== Task requirements ==
Copy the data word for word, keeping every line.

[Dataset rows]
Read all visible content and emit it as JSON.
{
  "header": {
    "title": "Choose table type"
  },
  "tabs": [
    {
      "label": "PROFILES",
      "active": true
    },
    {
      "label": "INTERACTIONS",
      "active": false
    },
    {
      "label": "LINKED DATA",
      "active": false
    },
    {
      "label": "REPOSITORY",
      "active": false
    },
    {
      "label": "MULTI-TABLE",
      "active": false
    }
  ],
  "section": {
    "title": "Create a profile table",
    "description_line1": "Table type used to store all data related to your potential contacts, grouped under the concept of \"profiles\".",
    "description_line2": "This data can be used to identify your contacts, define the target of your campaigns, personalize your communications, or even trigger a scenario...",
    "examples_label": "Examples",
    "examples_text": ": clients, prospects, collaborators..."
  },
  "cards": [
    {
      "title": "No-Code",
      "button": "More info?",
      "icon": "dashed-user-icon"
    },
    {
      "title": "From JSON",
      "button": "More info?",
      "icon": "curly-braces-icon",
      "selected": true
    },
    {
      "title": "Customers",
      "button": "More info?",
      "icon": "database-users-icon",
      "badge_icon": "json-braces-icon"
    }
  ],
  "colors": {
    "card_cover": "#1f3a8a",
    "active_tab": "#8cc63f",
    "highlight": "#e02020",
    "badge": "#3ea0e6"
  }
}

== Full solution ==
Read all visible content and emit it as JSON.
{
  "header": {
    "title": "Choose table type"
  },
  "tabs": [
    {
      "label": "PROFILES",
      "active": true
    },
    {
      "label": "INTERACTIONS",
      "active": false
    },
    {
      "label": "LINKED DATA",
      "active": false
    },
    {
      "label": "REPOSITORY",
      "active": false
    },
    {
      "label": "MULTI-TABLE",
      "active": false
    }
  ],
  "section": {
    "title": "Create a profile table",
    "description_line1": "Table type used to store all data related to your potential contacts, grouped under the concept of \"profiles\".",
    "description_line2": "This data can be used to identify your contacts, define the target of your campaigns, personalize your communications, or even trigger a scenario...",
    "examples_label": "Examples",
    "examples_text": ": clients, prospects, collaborators..."
  },
  "cards": [
    {
      "title": "No-Code",
      "button": "More info?",
      "icon": "dashed-user-icon"
    },
    {
      "title": "From JSON",
      "button": "More info?",
      "icon": "curly-braces-icon",
      "selected": true
    },
    {
      "title": "Customers",
      "button": "More info?",
      "icon": "database-users-icon",
      "badge_icon": "json-braces-icon"
    }
  ],
  "colors": {
    "card_cover": "#1f3a8a",
    "active_tab": "#8cc63f",
    "highlight": "#e02020",
    "badge": "#3ea0e6"
  }
}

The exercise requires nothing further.